Can you transcribe every entry word for word, skipping the images?

(Rows from a figure dataset)
※

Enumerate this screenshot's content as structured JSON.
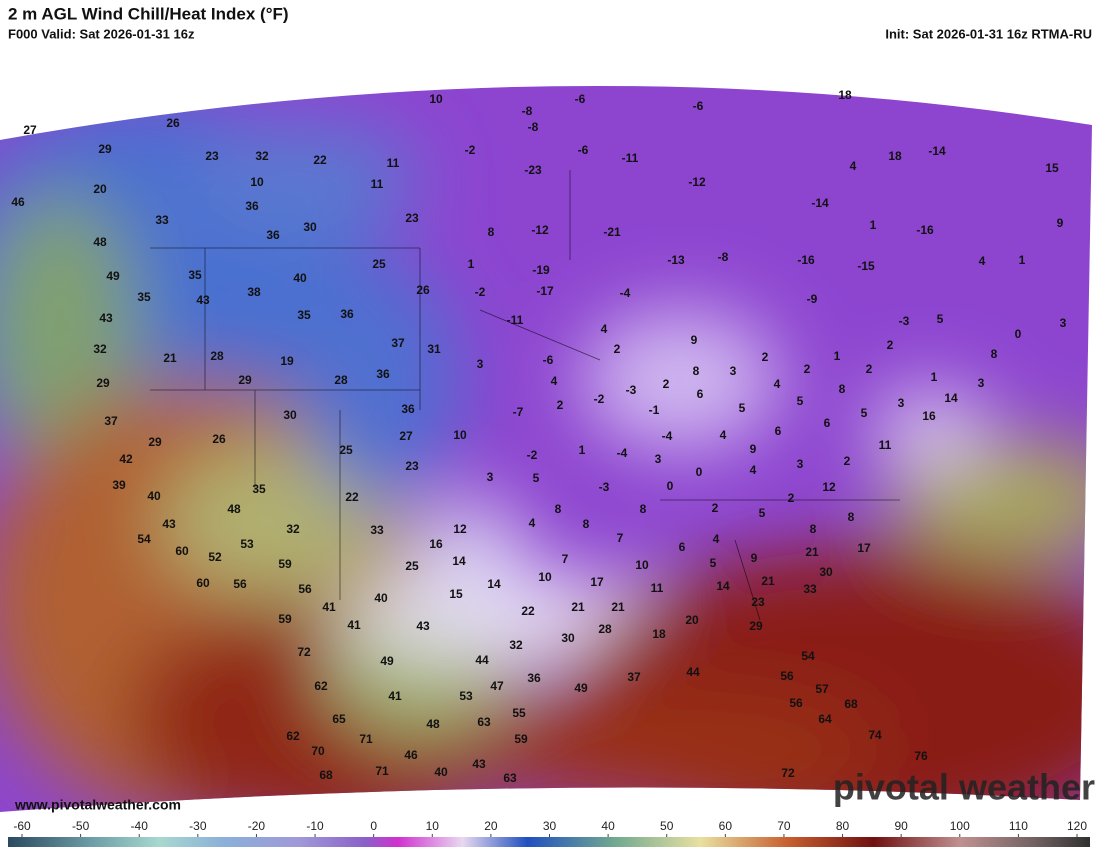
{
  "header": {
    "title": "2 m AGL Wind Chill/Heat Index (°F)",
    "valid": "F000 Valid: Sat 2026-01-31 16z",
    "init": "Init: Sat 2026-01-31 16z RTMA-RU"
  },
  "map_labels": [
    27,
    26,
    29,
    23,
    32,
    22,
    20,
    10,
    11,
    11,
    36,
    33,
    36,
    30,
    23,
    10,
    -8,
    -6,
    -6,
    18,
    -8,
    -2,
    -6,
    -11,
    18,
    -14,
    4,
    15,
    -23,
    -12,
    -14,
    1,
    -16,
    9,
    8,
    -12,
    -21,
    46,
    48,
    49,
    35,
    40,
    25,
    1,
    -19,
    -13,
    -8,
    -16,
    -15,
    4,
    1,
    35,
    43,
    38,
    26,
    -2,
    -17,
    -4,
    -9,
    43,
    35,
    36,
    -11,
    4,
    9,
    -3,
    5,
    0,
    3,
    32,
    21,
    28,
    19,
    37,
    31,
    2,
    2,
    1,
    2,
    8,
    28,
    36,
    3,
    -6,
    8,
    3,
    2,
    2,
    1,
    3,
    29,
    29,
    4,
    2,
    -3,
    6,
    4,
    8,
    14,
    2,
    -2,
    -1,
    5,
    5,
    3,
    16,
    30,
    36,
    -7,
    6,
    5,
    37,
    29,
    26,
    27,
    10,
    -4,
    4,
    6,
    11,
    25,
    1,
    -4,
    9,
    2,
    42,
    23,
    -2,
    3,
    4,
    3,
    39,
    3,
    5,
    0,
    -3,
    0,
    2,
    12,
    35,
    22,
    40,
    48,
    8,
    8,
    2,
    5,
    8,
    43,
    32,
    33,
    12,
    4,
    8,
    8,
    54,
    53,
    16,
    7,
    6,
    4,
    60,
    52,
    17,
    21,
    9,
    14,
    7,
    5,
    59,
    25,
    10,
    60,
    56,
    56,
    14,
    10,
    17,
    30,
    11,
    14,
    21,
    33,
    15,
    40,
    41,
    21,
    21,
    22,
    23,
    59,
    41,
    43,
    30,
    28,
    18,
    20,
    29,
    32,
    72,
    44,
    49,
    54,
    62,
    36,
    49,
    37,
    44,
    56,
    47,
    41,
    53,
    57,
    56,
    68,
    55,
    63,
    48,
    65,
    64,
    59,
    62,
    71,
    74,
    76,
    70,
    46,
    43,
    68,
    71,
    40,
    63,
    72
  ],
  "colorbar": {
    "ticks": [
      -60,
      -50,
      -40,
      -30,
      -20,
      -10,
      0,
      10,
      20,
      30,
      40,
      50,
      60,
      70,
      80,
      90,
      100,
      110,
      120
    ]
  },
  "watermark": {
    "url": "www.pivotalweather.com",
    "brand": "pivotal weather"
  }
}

※

→ Exercise response:
Enumerate this screenshot's content as structured JSON.
{
  "header": {
    "title": "2 m AGL Wind Chill/Heat Index (°F)",
    "valid": "F000 Valid: Sat 2026-01-31 16z",
    "init": "Init: Sat 2026-01-31 16z RTMA-RU"
  },
  "map_labels": [
    27,
    26,
    29,
    23,
    32,
    22,
    20,
    10,
    11,
    11,
    36,
    33,
    36,
    30,
    23,
    10,
    -8,
    -6,
    -6,
    18,
    -8,
    -2,
    -6,
    -11,
    18,
    -14,
    4,
    15,
    -23,
    -12,
    -14,
    1,
    -16,
    9,
    8,
    -12,
    -21,
    46,
    48,
    49,
    35,
    40,
    25,
    1,
    -19,
    -13,
    -8,
    -16,
    -15,
    4,
    1,
    35,
    43,
    38,
    26,
    -2,
    -17,
    -4,
    -9,
    43,
    35,
    36,
    -11,
    4,
    9,
    -3,
    5,
    0,
    3,
    32,
    21,
    28,
    19,
    37,
    31,
    2,
    2,
    1,
    2,
    8,
    28,
    36,
    3,
    -6,
    8,
    3,
    2,
    2,
    1,
    3,
    29,
    29,
    4,
    2,
    -3,
    6,
    4,
    8,
    14,
    2,
    -2,
    -1,
    5,
    5,
    3,
    16,
    30,
    36,
    -7,
    6,
    5,
    37,
    29,
    26,
    27,
    10,
    -4,
    4,
    6,
    11,
    25,
    1,
    -4,
    9,
    2,
    42,
    23,
    -2,
    3,
    4,
    3,
    39,
    3,
    5,
    0,
    -3,
    0,
    2,
    12,
    35,
    22,
    40,
    48,
    8,
    8,
    2,
    5,
    8,
    43,
    32,
    33,
    12,
    4,
    8,
    8,
    54,
    53,
    16,
    7,
    6,
    4,
    60,
    52,
    17,
    21,
    9,
    14,
    7,
    5,
    59,
    25,
    10,
    60,
    56,
    56,
    14,
    10,
    17,
    30,
    11,
    14,
    21,
    33,
    15,
    40,
    41,
    21,
    21,
    22,
    23,
    59,
    41,
    43,
    30,
    28,
    18,
    20,
    29,
    32,
    72,
    44,
    49,
    54,
    62,
    36,
    49,
    37,
    44,
    56,
    47,
    41,
    53,
    57,
    56,
    68,
    55,
    63,
    48,
    65,
    64,
    59,
    62,
    71,
    74,
    76,
    70,
    46,
    43,
    68,
    71,
    40,
    63,
    72
  ],
  "colorbar": {
    "ticks": [
      -60,
      -50,
      -40,
      -30,
      -20,
      -10,
      0,
      10,
      20,
      30,
      40,
      50,
      60,
      70,
      80,
      90,
      100,
      110,
      120
    ]
  },
  "watermark": {
    "url": "www.pivotalweather.com",
    "brand": "pivotal weather"
  }
}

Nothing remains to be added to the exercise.